TASK. Go through the material and write it all out exactly, minus the pictures.

(Extracts from a graphics dataset)

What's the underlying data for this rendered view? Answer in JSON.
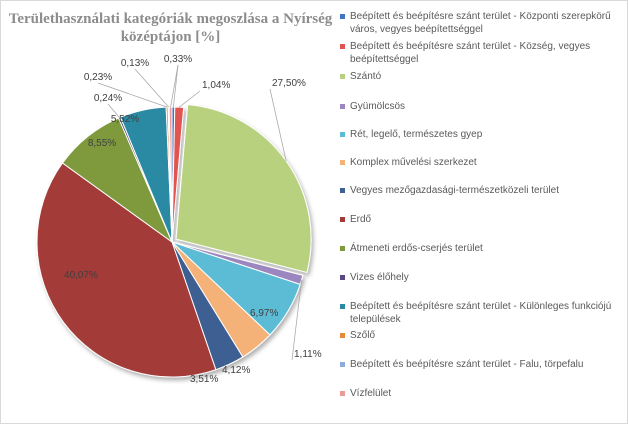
{
  "chart_data": {
    "type": "pie",
    "title": "Területhasználati kategóriák megoszlása a Nyírség középtájon [%]",
    "legend_position": "right",
    "slices": [
      {
        "label": "Beépített és beépítésre szánt terület - Központi szerepkörű város, vegyes beépítettséggel",
        "value": 0.33,
        "value_label": "0,33%",
        "color": "#4472c4"
      },
      {
        "label": "Beépített és beépítésre szánt terület - Község, vegyes beépítettséggel",
        "value": 1.04,
        "value_label": "1,04%",
        "color": "#e05550"
      },
      {
        "label": "Szántó",
        "value": 27.5,
        "value_label": "27,50%",
        "color": "#b7d17e"
      },
      {
        "label": "Gyümölcsös",
        "value": 1.11,
        "value_label": "1,11%",
        "color": "#9b86bf"
      },
      {
        "label": "Rét, legelő, természetes gyep",
        "value": 6.97,
        "value_label": "6,97%",
        "color": "#5cbcd6"
      },
      {
        "label": "Komplex művelési szerkezet",
        "value": 4.12,
        "value_label": "4,12%",
        "color": "#f5b278"
      },
      {
        "label": "Vegyes mezőgazdasági-természetközeli terület",
        "value": 3.51,
        "value_label": "3,51%",
        "color": "#3e5f91"
      },
      {
        "label": "Erdő",
        "value": 40.07,
        "value_label": "40,07%",
        "color": "#a33a38"
      },
      {
        "label": "Átmeneti erdős-cserjés terület",
        "value": 8.55,
        "value_label": "8,55%",
        "color": "#7e9a3d"
      },
      {
        "label": "Vizes élőhely",
        "value": 0.24,
        "value_label": "0,24%",
        "color": "#5a4880"
      },
      {
        "label": "Beépített és beépítésre szánt terület - Különleges funkciójú települések",
        "value": 5.52,
        "value_label": "5,52%",
        "color": "#2a8aa3"
      },
      {
        "label": "Szőlő",
        "value": 0.23,
        "value_label": "0,23%",
        "color": "#e88a3a"
      },
      {
        "label": "Beépített és beépítésre szánt terület - Falu, törpefalu",
        "value": 0.13,
        "value_label": "0,13%",
        "color": "#8faadc"
      },
      {
        "label": "Vízfelület",
        "value": 0.33,
        "value_label": "0,33%",
        "color": "#ec9a98"
      }
    ]
  }
}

TASK RESULT.
What's the underlying data for this rendered view? Answer in JSON.
{
  "chart_data": {
    "type": "pie",
    "title": "Területhasználati kategóriák megoszlása a Nyírség középtájon [%]",
    "legend_position": "right",
    "slices": [
      {
        "label": "Beépített és beépítésre szánt terület - Központi szerepkörű város, vegyes beépítettséggel",
        "value": 0.33,
        "value_label": "0,33%",
        "color": "#4472c4"
      },
      {
        "label": "Beépített és beépítésre szánt terület - Község, vegyes beépítettséggel",
        "value": 1.04,
        "value_label": "1,04%",
        "color": "#e05550"
      },
      {
        "label": "Szántó",
        "value": 27.5,
        "value_label": "27,50%",
        "color": "#b7d17e"
      },
      {
        "label": "Gyümölcsös",
        "value": 1.11,
        "value_label": "1,11%",
        "color": "#9b86bf"
      },
      {
        "label": "Rét, legelő, természetes gyep",
        "value": 6.97,
        "value_label": "6,97%",
        "color": "#5cbcd6"
      },
      {
        "label": "Komplex művelési szerkezet",
        "value": 4.12,
        "value_label": "4,12%",
        "color": "#f5b278"
      },
      {
        "label": "Vegyes mezőgazdasági-természetközeli terület",
        "value": 3.51,
        "value_label": "3,51%",
        "color": "#3e5f91"
      },
      {
        "label": "Erdő",
        "value": 40.07,
        "value_label": "40,07%",
        "color": "#a33a38"
      },
      {
        "label": "Átmeneti erdős-cserjés terület",
        "value": 8.55,
        "value_label": "8,55%",
        "color": "#7e9a3d"
      },
      {
        "label": "Vizes élőhely",
        "value": 0.24,
        "value_label": "0,24%",
        "color": "#5a4880"
      },
      {
        "label": "Beépített és beépítésre szánt terület - Különleges funkciójú települések",
        "value": 5.52,
        "value_label": "5,52%",
        "color": "#2a8aa3"
      },
      {
        "label": "Szőlő",
        "value": 0.23,
        "value_label": "0,23%",
        "color": "#e88a3a"
      },
      {
        "label": "Beépített és beépítésre szánt terület - Falu, törpefalu",
        "value": 0.13,
        "value_label": "0,13%",
        "color": "#8faadc"
      },
      {
        "label": "Vízfelület",
        "value": 0.33,
        "value_label": "0,33%",
        "color": "#ec9a98"
      }
    ]
  }
}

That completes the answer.